Instruction> Transcribe all of the data exactly. Omit the pictures.

Collected data entries
╭──
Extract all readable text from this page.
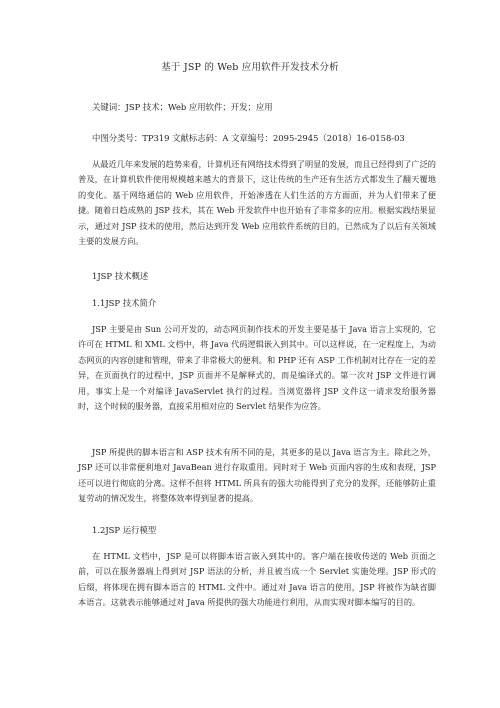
基于 JSP 的 Web 应用软件开发技术分析
关键词：JSP 技术；Web 应用软件；开发；应用
中图分类号：TP319 文献标志码：A 文章编号：2095-2945（2018）16-0158-03

从最近几年来发展的趋势来看，计算机还有网络技术得到了明显的发展，而且已经得到了广泛的普及，在计算机软件使用规模越来越大的背景下，这让传统的生产还有生活方式都发生了翻天覆地的变化。基于网络通信的 Web 应用软件，开始渗透在人们生活的方方面面，并为人们带来了便捷。随着日趋成熟的 JSP 技术，其在 Web 开发软件中也开始有了非常多的应用。根据实践结果显示，通过对 JSP 技术的使用，然后达到开发 Web 应用软件系统的目的，已然成为了以后有关领域主要的发展方向。

1JSP 技术概述
1.1JSP 技术简介

JSP 主要是由 Sun 公司开发的，动态网页制作技术的开发主要是基于 Java 语言上实现的，它许可在 HTML 和 XML 文档中，将 Java 代码逻辑嵌入到其中。可以这样说，在一定程度上，为动态网页的内容创建和管理，带来了非常极大的便利。和 PHP 还有 ASP 工作机制对比存在一定的差异，在页面执行的过程中，JSP 页面并不是解释式的，而是编译式的。第一次对 JSP 文件进行调用，事实上是一个对编译 JavaServlet 执行的过程。当浏览器将 JSP 文件这一请求发给服务器时，这个时候的服务器，直接采用相对应的 Servlet 结果作为应答。

JSP 所提供的脚本语言和 ASP 技术有所不同的是，其更多的是以 Java 语言为主。除此之外，JSP 还可以非常便利地对 JavaBean 进行存取重用。同时对于 Web 页面内容的生成和表现，JSP 还可以进行彻底的分离。这样不但将 HTML 所具有的强大功能得到了充分的发挥，还能够防止重复劳动的情况发生，将整体效率得到显著的提高。

1.2JSP 运行模型

在 HTML 文档中，JSP 是可以将脚本语言嵌入到其中的。客户端在接收传送的 Web 页面之前，可以在服务器端上得到对 JSP 语法的分析，并且被当成一个 Servlet 实施处理。JSP 形式的后缀，将体现在拥有脚本语言的 HTML 文件中。通过对 Java 语言的使用，JSP 将被作为缺省脚本语言。这就表示能够通过对 Java 所提供的强大功能进行利用，从而实现对脚本编写的目的。
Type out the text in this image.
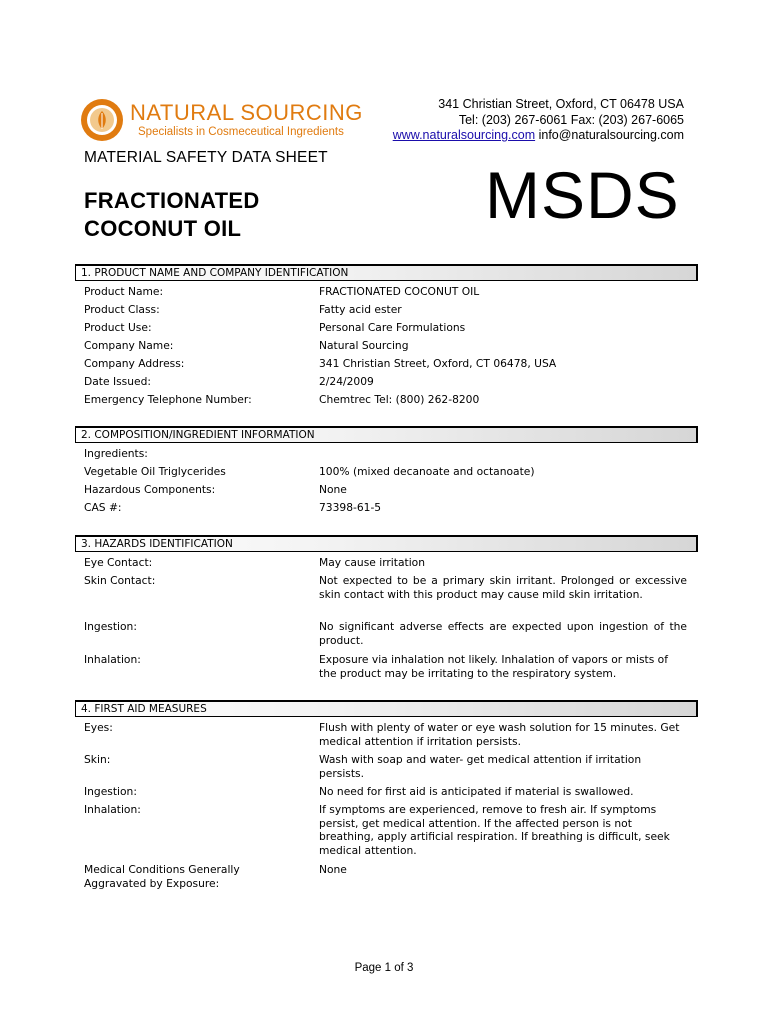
NATURAL SOURCING
Specialists in Cosmeceutical Ingredients
341 Christian Street, Oxford, CT 06478 USA
Tel: (203) 267-6061 Fax: (203) 267-6065
www.naturalsourcing.com info@naturalsourcing.com
MATERIAL SAFETY DATA SHEET
FRACTIONATED
COCONUT OIL	MSDS
1. PRODUCT NAME AND COMPANY IDENTIFICATION
Product Name:	FRACTIONATED COCONUT OIL
Product Class:	Fatty acid ester
Product Use:	Personal Care Formulations
Company Name:	Natural Sourcing
Company Address:	341 Christian Street, Oxford, CT 06478, USA
Date Issued:	2/24/2009
Emergency Telephone Number:	Chemtrec Tel: (800) 262-8200
2. COMPOSITION/INGREDIENT INFORMATION
Ingredients:
Vegetable Oil Triglycerides	100% (mixed decanoate and octanoate)
Hazardous Components:	None
CAS #:	73398-61-5
3. HAZARDS IDENTIFICATION
Eye Contact:	May cause irritation
Skin Contact:	Not expected to be a primary skin irritant. Prolonged or excessive skin contact with this product may cause mild skin irritation.
Ingestion:	No significant adverse effects are expected upon ingestion of the product.
Inhalation:	Exposure via inhalation not likely. Inhalation of vapors or mists of the product may be irritating to the respiratory system.
4. FIRST AID MEASURES
Eyes:	Flush with plenty of water or eye wash solution for 15 minutes. Get medical attention if irritation persists.
Skin:	Wash with soap and water- get medical attention if irritation persists.
Ingestion:	No need for first aid is anticipated if material is swallowed.
Inhalation:	If symptoms are experienced, remove to fresh air. If symptoms persist, get medical attention. If the affected person is not breathing, apply artificial respiration. If breathing is difficult, seek medical attention.
Medical Conditions Generally Aggravated by Exposure:
None
Page 1 of 3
╰──
Solution for this problem>
Extract all readable text from this page.
基于 JSP 的 Web 应用软件开发技术分析
关键词：JSP 技术；Web 应用软件；开发；应用
中图分类号：TP319 文献标志码：A 文章编号：2095-2945（2018）16-0158-03

从最近几年来发展的趋势来看，计算机还有网络技术得到了明显的发展，而且已经得到了广泛的普及，在计算机软件使用规模越来越大的背景下，这让传统的生产还有生活方式都发生了翻天覆地的变化。基于网络通信的 Web 应用软件，开始渗透在人们生活的方方面面，并为人们带来了便捷。随着日趋成熟的 JSP 技术，其在 Web 开发软件中也开始有了非常多的应用。根据实践结果显示，通过对 JSP 技术的使用，然后达到开发 Web 应用软件系统的目的，已然成为了以后有关领域主要的发展方向。

1JSP 技术概述
1.1JSP 技术简介

JSP 主要是由 Sun 公司开发的，动态网页制作技术的开发主要是基于 Java 语言上实现的，它许可在 HTML 和 XML 文档中，将 Java 代码逻辑嵌入到其中。可以这样说，在一定程度上，为动态网页的内容创建和管理，带来了非常极大的便利。和 PHP 还有 ASP 工作机制对比存在一定的差异，在页面执行的过程中，JSP 页面并不是解释式的，而是编译式的。第一次对 JSP 文件进行调用，事实上是一个对编译 JavaServlet 执行的过程。当浏览器将 JSP 文件这一请求发给服务器时，这个时候的服务器，直接采用相对应的 Servlet 结果作为应答。

JSP 所提供的脚本语言和 ASP 技术有所不同的是，其更多的是以 Java 语言为主。除此之外，JSP 还可以非常便利地对 JavaBean 进行存取重用。同时对于 Web 页面内容的生成和表现，JSP 还可以进行彻底的分离。这样不但将 HTML 所具有的强大功能得到了充分的发挥，还能够防止重复劳动的情况发生，将整体效率得到显著的提高。

1.2JSP 运行模型

在 HTML 文档中，JSP 是可以将脚本语言嵌入到其中的。客户端在接收传送的 Web 页面之前，可以在服务器端上得到对 JSP 语法的分析，并且被当成一个 Servlet 实施处理。JSP 形式的后缀，将体现在拥有脚本语言的 HTML 文件中。通过对 Java 语言的使用，JSP 将被作为缺省脚本语言。这就表示能够通过对 Java 所提供的强大功能进行利用，从而实现对脚本编写的目的。
Type out the text in this image.
NATURAL SOURCING
Specialists in Cosmeceutical Ingredients
341 Christian Street, Oxford, CT 06478 USA
Tel: (203) 267-6061 Fax: (203) 267-6065
www.naturalsourcing.com info@naturalsourcing.com
MATERIAL SAFETY DATA SHEET
FRACTIONATED
COCONUT OIL	MSDS
1. PRODUCT NAME AND COMPANY IDENTIFICATION
Product Name:	FRACTIONATED COCONUT OIL
Product Class:	Fatty acid ester
Product Use:	Personal Care Formulations
Company Name:	Natural Sourcing
Company Address:	341 Christian Street, Oxford, CT 06478, USA
Date Issued:	2/24/2009
Emergency Telephone Number:	Chemtrec Tel: (800) 262-8200
2. COMPOSITION/INGREDIENT INFORMATION
Ingredients:
Vegetable Oil Triglycerides	100% (mixed decanoate and octanoate)
Hazardous Components:	None
CAS #:	73398-61-5
3. HAZARDS IDENTIFICATION
Eye Contact:	May cause irritation
Skin Contact:	Not expected to be a primary skin irritant. Prolonged or excessive skin contact with this product may cause mild skin irritation.
Ingestion:	No significant adverse effects are expected upon ingestion of the product.
Inhalation:	Exposure via inhalation not likely. Inhalation of vapors or mists of the product may be irritating to the respiratory system.
4. FIRST AID MEASURES
Eyes:	Flush with plenty of water or eye wash solution for 15 minutes. Get medical attention if irritation persists.
Skin:	Wash with soap and water- get medical attention if irritation persists.
Ingestion:	No need for first aid is anticipated if material is swallowed.
Inhalation:	If symptoms are experienced, remove to fresh air. If symptoms persist, get medical attention. If the affected person is not breathing, apply artificial respiration. If breathing is difficult, seek medical attention.
Medical Conditions Generally Aggravated by Exposure:
None
Page 1 of 3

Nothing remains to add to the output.